What you need to do >> Read the entries below and pull out each line with the string "Total".

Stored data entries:
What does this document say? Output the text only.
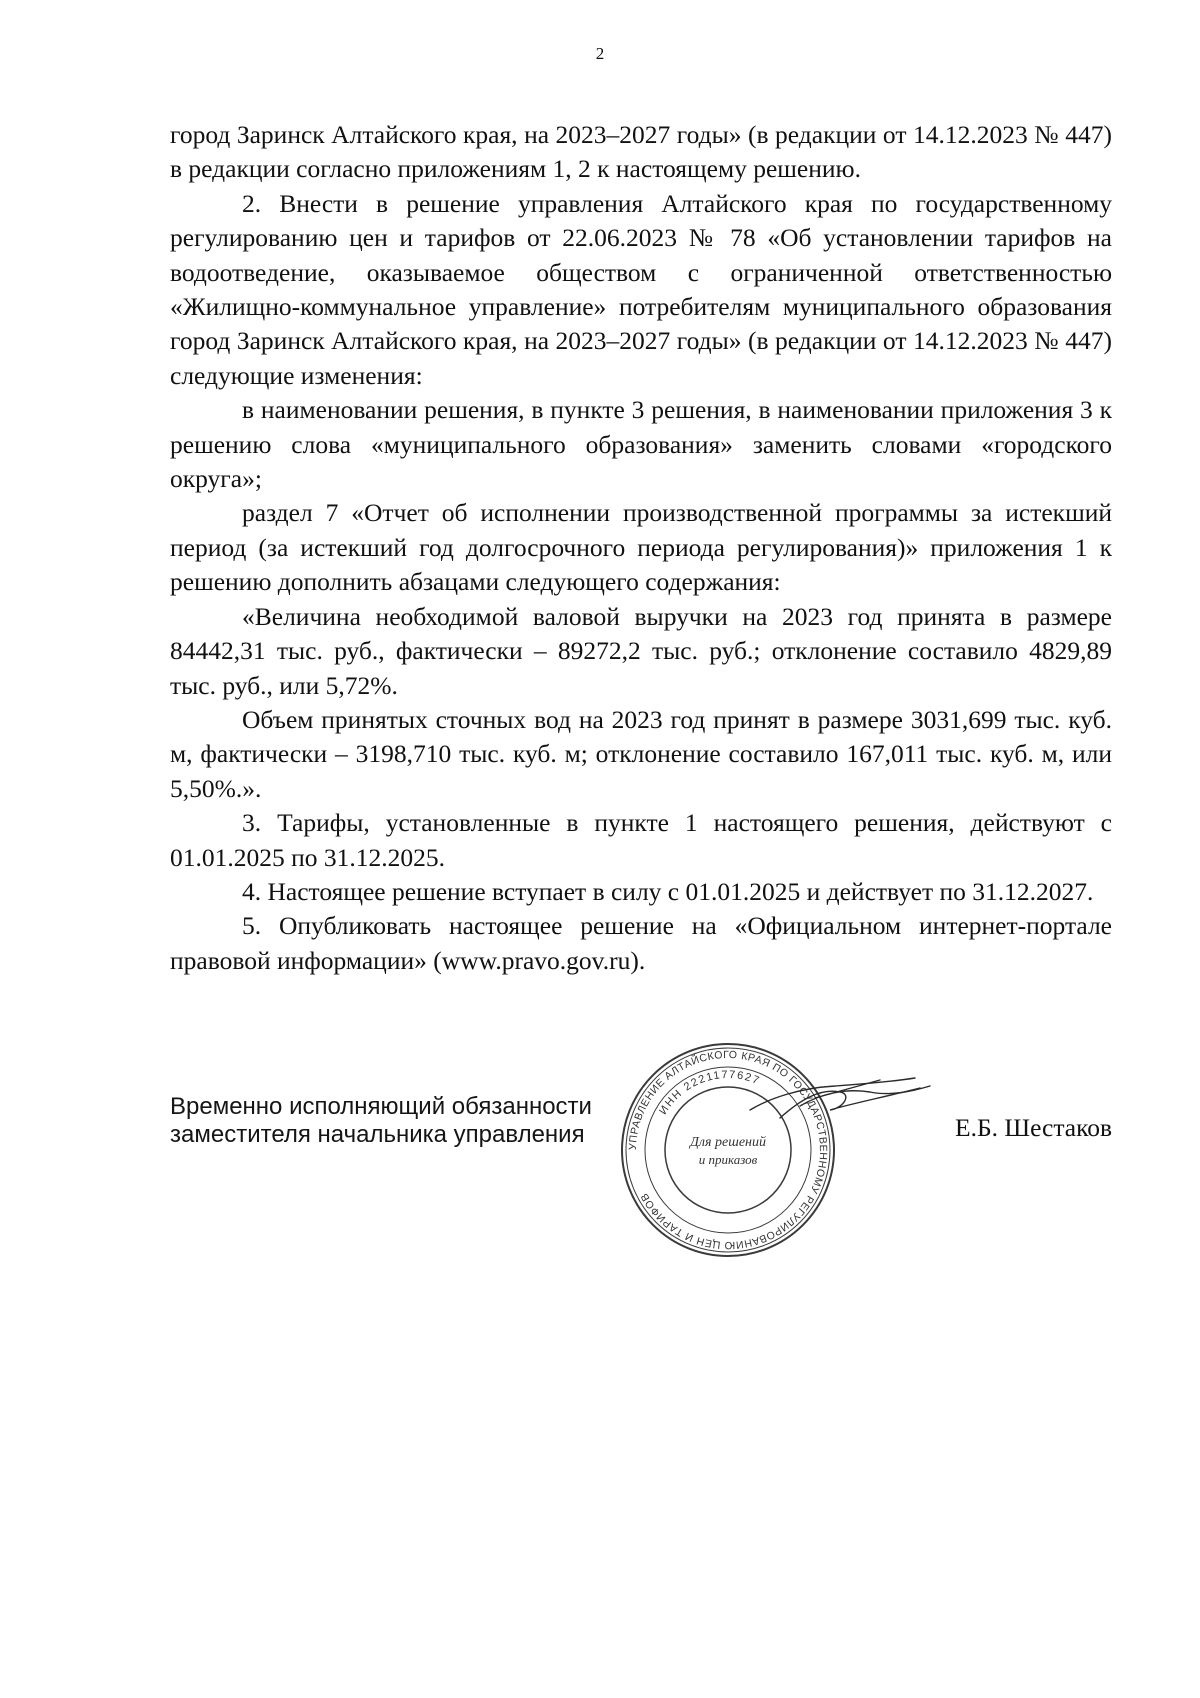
2

город Заринск Алтайского края, на 2023–2027 годы» (в редакции от 14.12.2023 № 447) в редакции согласно приложениям 1, 2 к настоящему решению.

2. Внести в решение управления Алтайского края по государственному регулированию цен и тарифов от 22.06.2023 № 78 «Об установлении тарифов на водоотведение, оказываемое обществом с ограниченной ответственностью «Жилищно-коммунальное управление» потребителям муниципального образования город Заринск Алтайского края, на 2023–2027 годы» (в редакции от 14.12.2023 № 447) следующие изменения:

в наименовании решения, в пункте 3 решения, в наименовании приложения 3 к решению слова «муниципального образования» заменить словами «городского округа»;

раздел 7 «Отчет об исполнении производственной программы за истекший период (за истекший год долгосрочного периода регулирования)» приложения 1 к решению дополнить абзацами следующего содержания:

«Величина необходимой валовой выручки на 2023 год принята в размере 84442,31 тыс. руб., фактически – 89272,2 тыс. руб.; отклонение составило 4829,89 тыс. руб., или 5,72%.

Объем принятых сточных вод на 2023 год принят в размере 3031,699 тыс. куб. м, фактически – 3198,710 тыс. куб. м; отклонение составило 167,011 тыс. куб. м, или 5,50%.».

3. Тарифы, установленные в пункте 1 настоящего решения, действуют с 01.01.2025 по 31.12.2025.

4. Настоящее решение вступает в силу с 01.01.2025 и действует по 31.12.2027.

5. Опубликовать настоящее решение на «Официальном интернет-портале правовой информации» (www.pravo.gov.ru).

Временно исполняющий обязанности
заместителя начальника управления	УПРАВЛЕНИЕ АЛТАЙСКОГО КРАЯ ПО ГОСУДАРСТВЕННОМУ РЕГУЛИРОВАНИЮ ЦЕН И ТАРИФОВ
ИНН 2221177627
Для решений
и приказов
Е.Б. Шестаков
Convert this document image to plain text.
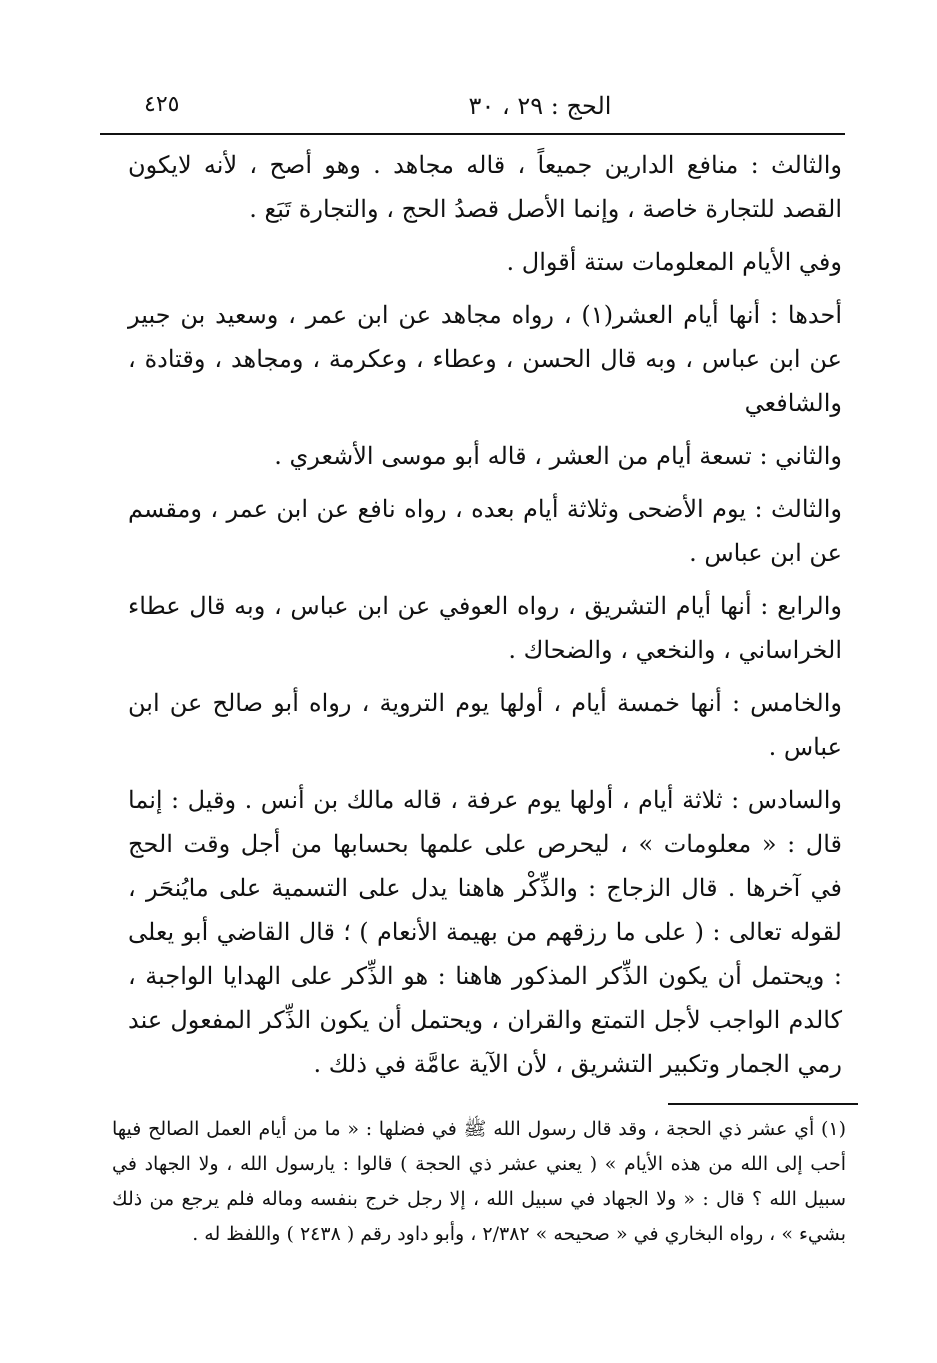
٤٢٥	الحج : ٢٩ ، ٣٠

والثالث : منافع الدارين جميعاً ، قاله مجاهد . وهو أصح ، لأنه لايكون القصد للتجارة خاصة ، وإنما الأصل قصدُ الحج ، والتجارة تَبَع .

وفي الأيام المعلومات ستة أقوال .

أحدها : أنها أيام العشر(١) ، رواه مجاهد عن ابن عمر ، وسعيد بن جبير عن ابن عباس ، وبه قال الحسن ، وعطاء ، وعكرمة ، ومجاهد ، وقتادة ، والشافعي

والثاني : تسعة أيام من العشر ، قاله أبو موسى الأشعري .

والثالث : يوم الأضحى وثلاثة أيام بعده ، رواه نافع عن ابن عمر ، ومقسم عن ابن عباس .

والرابع : أنها أيام التشريق ، رواه العوفي عن ابن عباس ، وبه قال عطاء الخراساني ، والنخعي ، والضحاك .

والخامس : أنها خمسة أيام ، أولها يوم التروية ، رواه أبو صالح عن ابن عباس .

والسادس : ثلاثة أيام ، أولها يوم عرفة ، قاله مالك بن أنس . وقيل : إنما قال : « معلومات » ، ليحرص على علمها بحسابها من أجل وقت الحج في آخرها . قال الزجاج : والذِّكْر هاهنا يدل على التسمية على مايُنحَر ، لقوله تعالى : ( على ما رزقهم من بهيمة الأنعام ) ؛ قال القاضي أبو يعلى : ويحتمل أن يكون الذِّكر المذكور هاهنا : هو الذِّكر على الهدايا الواجبة ، كالدم الواجب لأجل التمتع والقران ، ويحتمل أن يكون الذِّكر المفعول عند رمي الجمار وتكبير التشريق ، لأن الآية عامَّة في ذلك .

(١) أي عشر ذي الحجة ، وقد قال رسول الله ﷺ في فضلها : « ما من أيام العمل الصالح فيها أحب إلى الله من هذه الأيام » ( يعني عشر ذي الحجة ) قالوا : يارسول الله ، ولا الجهاد في سبيل الله ؟ قال : « ولا الجهاد في سبيل الله ، إلا رجل خرج بنفسه وماله فلم يرجع من ذلك بشيء » ، رواه البخاري في « صحيحه » ٢/٣٨٢ ، وأبو داود رقم ( ٢٤٣٨ ) واللفظ له .
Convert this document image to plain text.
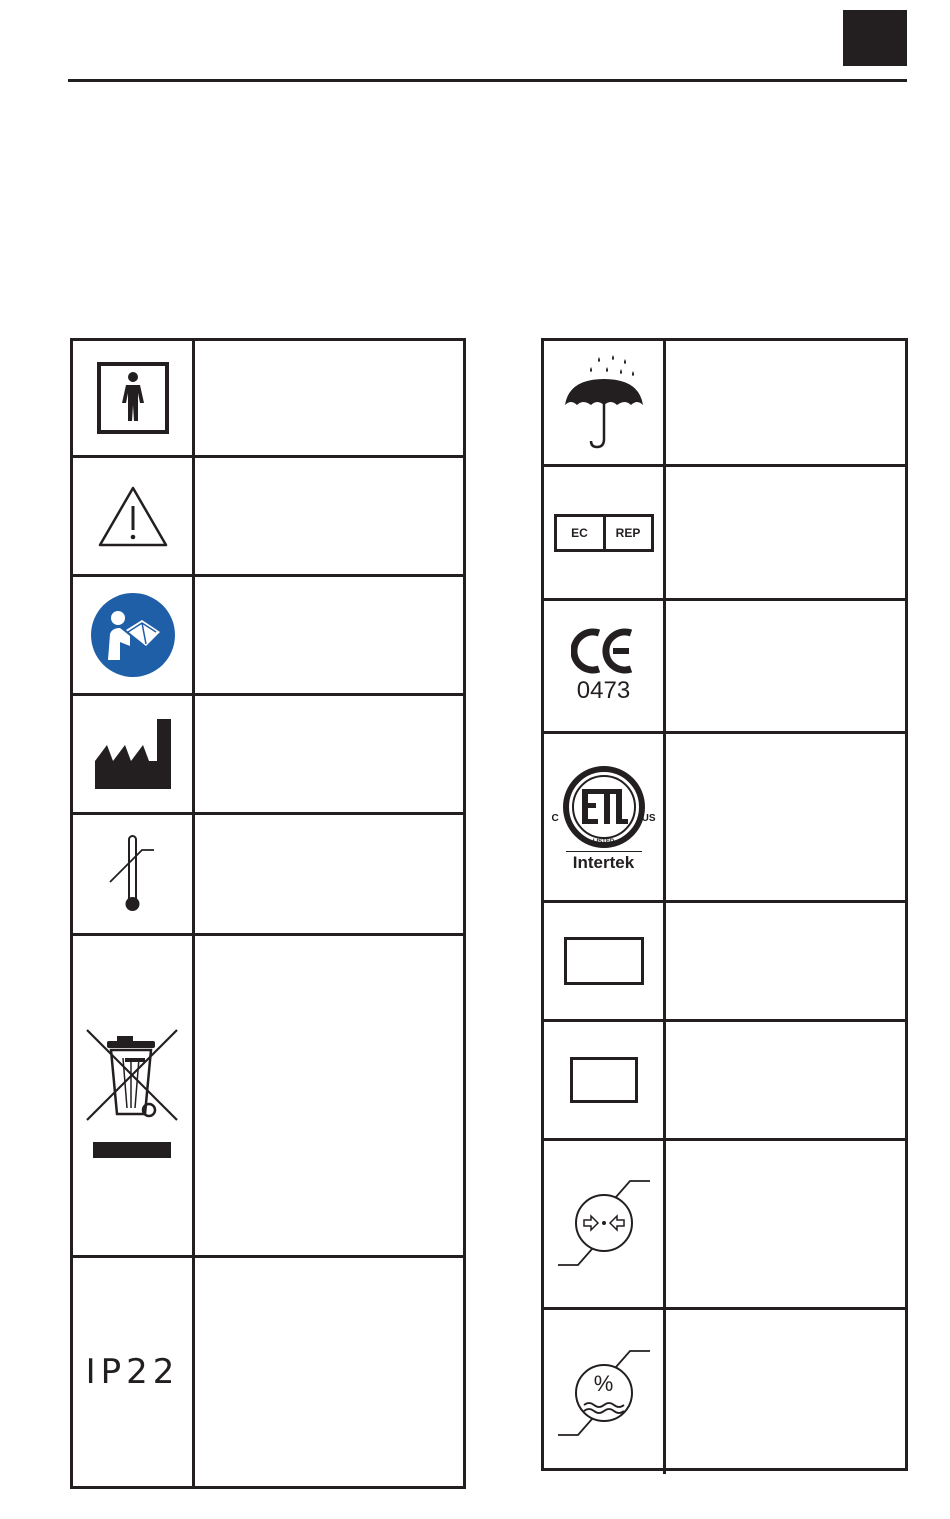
IP22
EC	REP
0473
C	US
LISTED
Intertek
%
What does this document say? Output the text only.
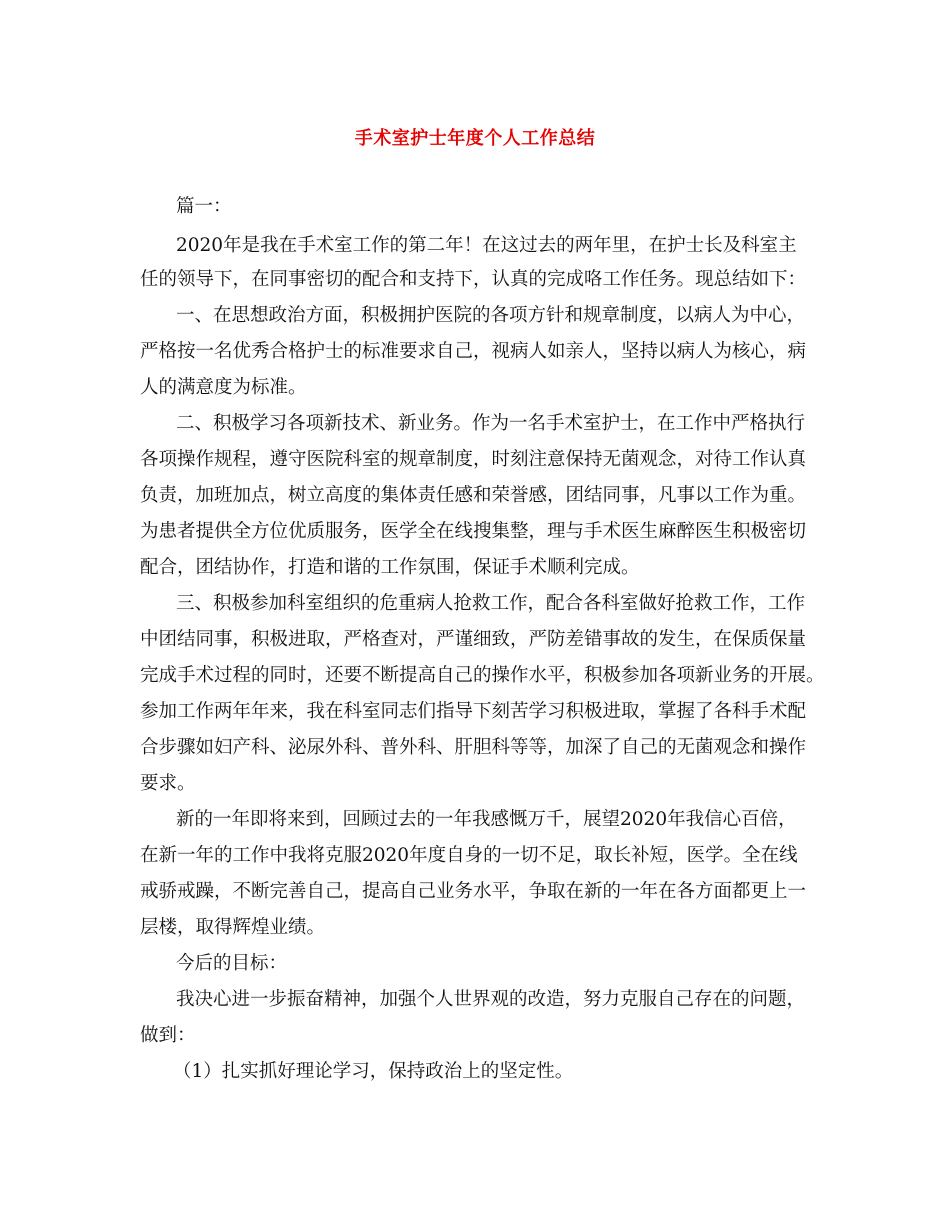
手术室护士年度个人工作总结
篇一：
2020年是我在手术室工作的第二年！在这过去的两年里，在护士长及科室主
任的领导下，在同事密切的配合和支持下，认真的完成咯工作任务。现总结如下：
一、在思想政治方面，积极拥护医院的各项方针和规章制度，以病人为中心，
严格按一名优秀合格护士的标准要求自己，视病人如亲人，坚持以病人为核心，病
人的满意度为标准。
二、积极学习各项新技术、新业务。作为一名手术室护士，在工作中严格执行
各项操作规程，遵守医院科室的规章制度，时刻注意保持无菌观念，对待工作认真
负责，加班加点，树立高度的集体责任感和荣誉感，团结同事，凡事以工作为重。
为患者提供全方位优质服务，医学全在线搜集整，理与手术医生麻醉医生积极密切
配合，团结协作，打造和谐的工作氛围，保证手术顺利完成。
三、积极参加科室组织的危重病人抢救工作，配合各科室做好抢救工作，工作
中团结同事，积极进取，严格查对，严谨细致，严防差错事故的发生，在保质保量
完成手术过程的同时，还要不断提高自己的操作水平，积极参加各项新业务的开展。
参加工作两年年来，我在科室同志们指导下刻苦学习积极进取，掌握了各科手术配
合步骤如妇产科、泌尿外科、普外科、肝胆科等等，加深了自己的无菌观念和操作
要求。
新的一年即将来到，回顾过去的一年我感慨万千，展望2020年我信心百倍，
在新一年的工作中我将克服2020年度自身的一切不足，取长补短，医学。全在线
戒骄戒躁，不断完善自己，提高自己业务水平，争取在新的一年在各方面都更上一
层楼，取得辉煌业绩。
今后的目标：
我决心进一步振奋精神，加强个人世界观的改造，努力克服自己存在的问题，
做到：
（1）扎实抓好理论学习，保持政治上的坚定性。
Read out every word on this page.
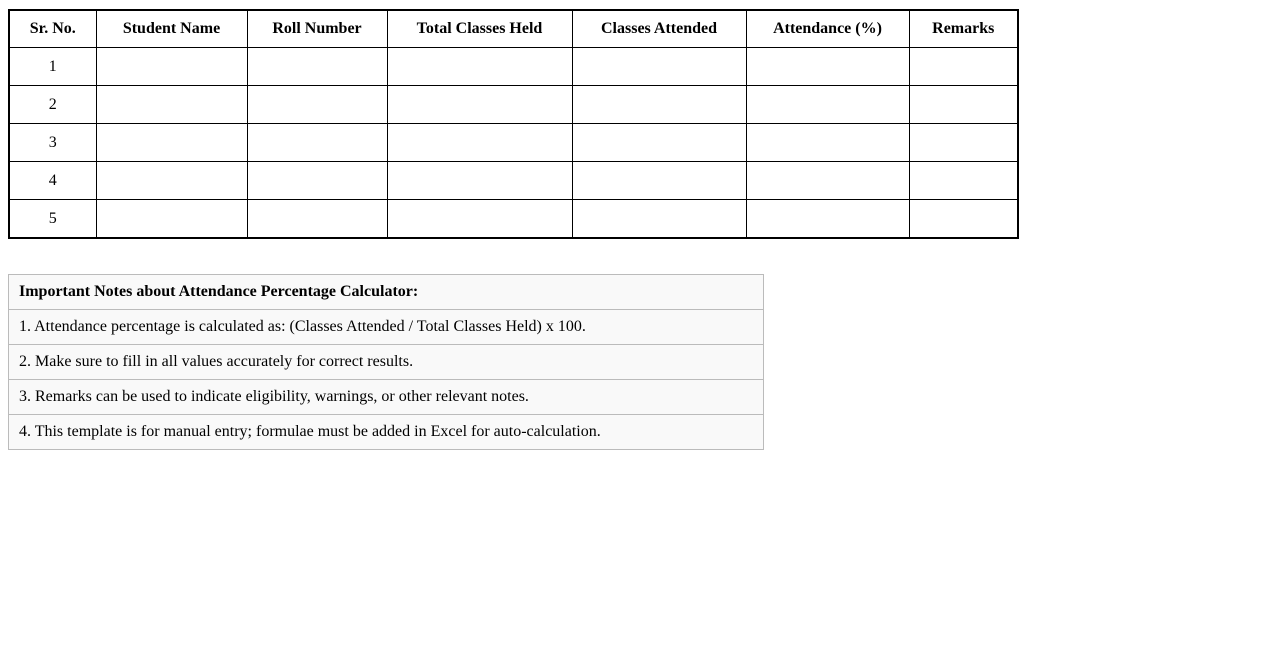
Sr. No.	Student Name	Roll Number	Total Classes Held	Classes Attended	Attendance (%)	Remarks
1						
2						
3						
4						
5						
Important Notes about Attendance Percentage Calculator:
1. Attendance percentage is calculated as: (Classes Attended / Total Classes Held) x 100.
2. Make sure to fill in all values accurately for correct results.
3. Remarks can be used to indicate eligibility, warnings, or other relevant notes.
4. This template is for manual entry; formulae must be added in Excel for auto-calculation.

Reply >>
Sr. No.	Student Name	Roll Number	Total Classes Held	Classes Attended	Attendance (%)	Remarks
1. Attendance percentage is calculated as: (Classes Attended / Total Classes Held) x 100.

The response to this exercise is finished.